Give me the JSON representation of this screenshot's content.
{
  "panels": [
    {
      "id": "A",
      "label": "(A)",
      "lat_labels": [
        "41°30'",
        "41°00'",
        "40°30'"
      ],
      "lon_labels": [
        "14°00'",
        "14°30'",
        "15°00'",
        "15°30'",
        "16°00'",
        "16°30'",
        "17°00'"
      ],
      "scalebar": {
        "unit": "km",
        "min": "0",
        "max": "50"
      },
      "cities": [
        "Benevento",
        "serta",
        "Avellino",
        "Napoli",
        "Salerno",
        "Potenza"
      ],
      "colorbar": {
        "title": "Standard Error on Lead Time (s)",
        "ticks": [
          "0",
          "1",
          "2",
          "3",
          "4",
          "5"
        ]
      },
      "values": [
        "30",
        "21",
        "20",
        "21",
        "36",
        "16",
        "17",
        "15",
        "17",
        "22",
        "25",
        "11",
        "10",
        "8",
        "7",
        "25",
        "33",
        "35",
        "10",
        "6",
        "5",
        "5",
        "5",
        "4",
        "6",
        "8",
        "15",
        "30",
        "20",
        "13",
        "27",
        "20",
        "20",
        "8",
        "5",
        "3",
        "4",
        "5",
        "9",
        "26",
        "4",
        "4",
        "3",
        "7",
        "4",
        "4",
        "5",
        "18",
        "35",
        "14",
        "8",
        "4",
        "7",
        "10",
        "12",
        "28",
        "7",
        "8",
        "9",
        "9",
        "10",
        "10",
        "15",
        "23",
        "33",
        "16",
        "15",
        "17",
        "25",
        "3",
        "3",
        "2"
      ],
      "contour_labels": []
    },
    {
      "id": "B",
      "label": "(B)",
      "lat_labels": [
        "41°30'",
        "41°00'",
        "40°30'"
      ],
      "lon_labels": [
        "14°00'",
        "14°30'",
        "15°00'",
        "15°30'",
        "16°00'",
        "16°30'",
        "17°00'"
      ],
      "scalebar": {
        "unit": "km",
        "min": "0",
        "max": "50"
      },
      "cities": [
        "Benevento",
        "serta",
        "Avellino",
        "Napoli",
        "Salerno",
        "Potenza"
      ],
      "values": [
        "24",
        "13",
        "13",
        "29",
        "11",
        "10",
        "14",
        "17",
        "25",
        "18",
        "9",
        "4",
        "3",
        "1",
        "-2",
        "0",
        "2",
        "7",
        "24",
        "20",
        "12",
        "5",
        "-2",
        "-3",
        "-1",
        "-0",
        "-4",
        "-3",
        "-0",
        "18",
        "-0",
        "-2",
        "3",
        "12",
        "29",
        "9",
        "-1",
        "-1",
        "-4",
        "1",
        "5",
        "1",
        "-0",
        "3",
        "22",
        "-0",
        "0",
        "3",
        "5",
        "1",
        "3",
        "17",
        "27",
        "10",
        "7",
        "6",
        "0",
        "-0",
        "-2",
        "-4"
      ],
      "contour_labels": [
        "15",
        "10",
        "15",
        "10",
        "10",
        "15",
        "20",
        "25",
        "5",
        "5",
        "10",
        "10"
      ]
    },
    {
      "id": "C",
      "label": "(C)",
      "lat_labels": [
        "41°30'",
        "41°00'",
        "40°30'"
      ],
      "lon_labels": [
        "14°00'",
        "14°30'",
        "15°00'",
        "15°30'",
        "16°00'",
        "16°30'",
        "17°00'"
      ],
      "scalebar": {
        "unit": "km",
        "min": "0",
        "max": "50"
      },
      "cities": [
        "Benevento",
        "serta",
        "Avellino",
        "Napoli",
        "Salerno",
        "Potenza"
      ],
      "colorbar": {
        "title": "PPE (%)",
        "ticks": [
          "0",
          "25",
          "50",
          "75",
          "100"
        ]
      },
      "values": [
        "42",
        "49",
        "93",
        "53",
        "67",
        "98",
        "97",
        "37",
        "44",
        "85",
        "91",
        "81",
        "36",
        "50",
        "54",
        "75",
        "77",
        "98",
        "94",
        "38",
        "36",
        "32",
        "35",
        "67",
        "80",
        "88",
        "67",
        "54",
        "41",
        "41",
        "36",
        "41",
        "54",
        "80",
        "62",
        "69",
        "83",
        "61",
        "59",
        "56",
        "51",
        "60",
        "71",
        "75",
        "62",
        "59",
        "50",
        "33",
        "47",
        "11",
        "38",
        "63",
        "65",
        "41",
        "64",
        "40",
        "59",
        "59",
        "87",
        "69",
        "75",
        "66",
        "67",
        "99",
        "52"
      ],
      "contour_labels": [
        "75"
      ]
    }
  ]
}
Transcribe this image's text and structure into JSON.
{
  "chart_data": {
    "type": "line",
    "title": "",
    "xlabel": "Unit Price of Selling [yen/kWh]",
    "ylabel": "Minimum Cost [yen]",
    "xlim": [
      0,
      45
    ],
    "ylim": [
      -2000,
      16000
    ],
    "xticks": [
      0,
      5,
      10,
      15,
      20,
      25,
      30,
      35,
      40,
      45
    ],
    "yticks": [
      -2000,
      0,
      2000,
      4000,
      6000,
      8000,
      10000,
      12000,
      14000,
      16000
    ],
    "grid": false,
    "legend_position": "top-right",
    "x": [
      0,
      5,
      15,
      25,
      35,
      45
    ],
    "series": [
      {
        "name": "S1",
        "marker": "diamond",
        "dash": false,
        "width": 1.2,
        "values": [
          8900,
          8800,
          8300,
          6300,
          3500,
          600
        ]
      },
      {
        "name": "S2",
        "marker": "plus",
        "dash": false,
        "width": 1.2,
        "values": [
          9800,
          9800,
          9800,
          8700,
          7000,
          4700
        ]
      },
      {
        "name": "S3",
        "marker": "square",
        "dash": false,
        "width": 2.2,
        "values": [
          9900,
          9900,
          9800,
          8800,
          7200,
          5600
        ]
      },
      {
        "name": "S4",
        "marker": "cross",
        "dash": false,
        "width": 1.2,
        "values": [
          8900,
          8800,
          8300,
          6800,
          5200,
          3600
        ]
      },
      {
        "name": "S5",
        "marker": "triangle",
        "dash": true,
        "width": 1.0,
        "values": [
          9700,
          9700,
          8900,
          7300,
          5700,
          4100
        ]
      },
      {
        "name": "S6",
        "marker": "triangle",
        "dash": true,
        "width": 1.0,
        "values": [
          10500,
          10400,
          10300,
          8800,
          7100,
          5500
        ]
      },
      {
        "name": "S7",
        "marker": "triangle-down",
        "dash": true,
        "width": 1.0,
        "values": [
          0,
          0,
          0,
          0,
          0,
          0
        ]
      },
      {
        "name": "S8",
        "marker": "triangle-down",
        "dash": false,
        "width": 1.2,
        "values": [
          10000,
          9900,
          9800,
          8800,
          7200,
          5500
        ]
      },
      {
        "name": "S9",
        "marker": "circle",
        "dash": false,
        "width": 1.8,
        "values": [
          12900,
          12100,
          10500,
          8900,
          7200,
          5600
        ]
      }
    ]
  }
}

TASK TO CARRY OUT: Go through the records above and retype each one exactly.

WRITTEN RESPONSE:
Give me the JSON representation of this screenshot's content.
{
  "panels": [
    {
      "id": "A",
      "label": "(A)",
      "lat_labels": [
        "41°30'",
        "41°00'",
        "40°30'"
      ],
      "lon_labels": [
        "14°00'",
        "14°30'",
        "15°00'",
        "15°30'",
        "16°00'",
        "16°30'",
        "17°00'"
      ],
      "scalebar": {
        "unit": "km",
        "min": "0",
        "max": "50"
      },
      "cities": [
        "Benevento",
        "serta",
        "Avellino",
        "Napoli",
        "Salerno",
        "Potenza"
      ],
      "colorbar": {
        "title": "Standard Error on Lead Time (s)",
        "ticks": [
          "0",
          "1",
          "2",
          "3",
          "4",
          "5"
        ]
      },
      "values": [
        "30",
        "21",
        "20",
        "21",
        "36",
        "16",
        "17",
        "15",
        "17",
        "22",
        "25",
        "11",
        "10",
        "8",
        "7",
        "25",
        "33",
        "35",
        "10",
        "6",
        "5",
        "5",
        "5",
        "4",
        "6",
        "8",
        "15",
        "30",
        "20",
        "13",
        "27",
        "20",
        "20",
        "8",
        "5",
        "3",
        "4",
        "5",
        "9",
        "26",
        "4",
        "4",
        "3",
        "7",
        "4",
        "4",
        "5",
        "18",
        "35",
        "14",
        "8",
        "4",
        "7",
        "10",
        "12",
        "28",
        "7",
        "8",
        "9",
        "9",
        "10",
        "10",
        "15",
        "23",
        "33",
        "16",
        "15",
        "17",
        "25",
        "3",
        "3",
        "2"
      ],
      "contour_labels": []
    },
    {
      "id": "B",
      "label": "(B)",
      "lat_labels": [
        "41°30'",
        "41°00'",
        "40°30'"
      ],
      "lon_labels": [
        "14°00'",
        "14°30'",
        "15°00'",
        "15°30'",
        "16°00'",
        "16°30'",
        "17°00'"
      ],
      "scalebar": {
        "unit": "km",
        "min": "0",
        "max": "50"
      },
      "cities": [
        "Benevento",
        "serta",
        "Avellino",
        "Napoli",
        "Salerno",
        "Potenza"
      ],
      "values": [
        "24",
        "13",
        "13",
        "29",
        "11",
        "10",
        "14",
        "17",
        "25",
        "18",
        "9",
        "4",
        "3",
        "1",
        "-2",
        "0",
        "2",
        "7",
        "24",
        "20",
        "12",
        "5",
        "-2",
        "-3",
        "-1",
        "-0",
        "-4",
        "-3",
        "-0",
        "18",
        "-0",
        "-2",
        "3",
        "12",
        "29",
        "9",
        "-1",
        "-1",
        "-4",
        "1",
        "5",
        "1",
        "-0",
        "3",
        "22",
        "-0",
        "0",
        "3",
        "5",
        "1",
        "3",
        "17",
        "27",
        "10",
        "7",
        "6",
        "0",
        "-0",
        "-2",
        "-4"
      ],
      "contour_labels": [
        "15",
        "10",
        "15",
        "10",
        "10",
        "15",
        "20",
        "25",
        "5",
        "5",
        "10",
        "10"
      ]
    },
    {
      "id": "C",
      "label": "(C)",
      "lat_labels": [
        "41°30'",
        "41°00'",
        "40°30'"
      ],
      "lon_labels": [
        "14°00'",
        "14°30'",
        "15°00'",
        "15°30'",
        "16°00'",
        "16°30'",
        "17°00'"
      ],
      "scalebar": {
        "unit": "km",
        "min": "0",
        "max": "50"
      },
      "cities": [
        "Benevento",
        "serta",
        "Avellino",
        "Napoli",
        "Salerno",
        "Potenza"
      ],
      "colorbar": {
        "title": "PPE (%)",
        "ticks": [
          "0",
          "25",
          "50",
          "75",
          "100"
        ]
      },
      "values": [
        "42",
        "49",
        "93",
        "53",
        "67",
        "98",
        "97",
        "37",
        "44",
        "85",
        "91",
        "81",
        "36",
        "50",
        "54",
        "75",
        "77",
        "98",
        "94",
        "38",
        "36",
        "32",
        "35",
        "67",
        "80",
        "88",
        "67",
        "54",
        "41",
        "41",
        "36",
        "41",
        "54",
        "80",
        "62",
        "69",
        "83",
        "61",
        "59",
        "56",
        "51",
        "60",
        "71",
        "75",
        "62",
        "59",
        "50",
        "33",
        "47",
        "11",
        "38",
        "63",
        "65",
        "41",
        "64",
        "40",
        "59",
        "59",
        "87",
        "69",
        "75",
        "66",
        "67",
        "99",
        "52"
      ],
      "contour_labels": [
        "75"
      ]
    }
  ]
}
Transcribe this image's text and structure into JSON.
{
  "chart_data": {
    "type": "line",
    "title": "",
    "xlabel": "Unit Price of Selling [yen/kWh]",
    "ylabel": "Minimum Cost [yen]",
    "xlim": [
      0,
      45
    ],
    "ylim": [
      -2000,
      16000
    ],
    "xticks": [
      0,
      5,
      10,
      15,
      20,
      25,
      30,
      35,
      40,
      45
    ],
    "yticks": [
      -2000,
      0,
      2000,
      4000,
      6000,
      8000,
      10000,
      12000,
      14000,
      16000
    ],
    "grid": false,
    "legend_position": "top-right",
    "x": [
      0,
      5,
      15,
      25,
      35,
      45
    ],
    "series": [
      {
        "name": "S1",
        "marker": "diamond",
        "dash": false,
        "width": 1.2,
        "values": [
          8900,
          8800,
          8300,
          6300,
          3500,
          600
        ]
      },
      {
        "name": "S2",
        "marker": "plus",
        "dash": false,
        "width": 1.2,
        "values": [
          9800,
          9800,
          9800,
          8700,
          7000,
          4700
        ]
      },
      {
        "name": "S3",
        "marker": "square",
        "dash": false,
        "width": 2.2,
        "values": [
          9900,
          9900,
          9800,
          8800,
          7200,
          5600
        ]
      },
      {
        "name": "S4",
        "marker": "cross",
        "dash": false,
        "width": 1.2,
        "values": [
          8900,
          8800,
          8300,
          6800,
          5200,
          3600
        ]
      },
      {
        "name": "S5",
        "marker": "triangle",
        "dash": true,
        "width": 1.0,
        "values": [
          9700,
          9700,
          8900,
          7300,
          5700,
          4100
        ]
      },
      {
        "name": "S6",
        "marker": "triangle",
        "dash": true,
        "width": 1.0,
        "values": [
          10500,
          10400,
          10300,
          8800,
          7100,
          5500
        ]
      },
      {
        "name": "S7",
        "marker": "triangle-down",
        "dash": true,
        "width": 1.0,
        "values": [
          0,
          0,
          0,
          0,
          0,
          0
        ]
      },
      {
        "name": "S8",
        "marker": "triangle-down",
        "dash": false,
        "width": 1.2,
        "values": [
          10000,
          9900,
          9800,
          8800,
          7200,
          5500
        ]
      },
      {
        "name": "S9",
        "marker": "circle",
        "dash": false,
        "width": 1.8,
        "values": [
          12900,
          12100,
          10500,
          8900,
          7200,
          5600
        ]
      }
    ]
  }
}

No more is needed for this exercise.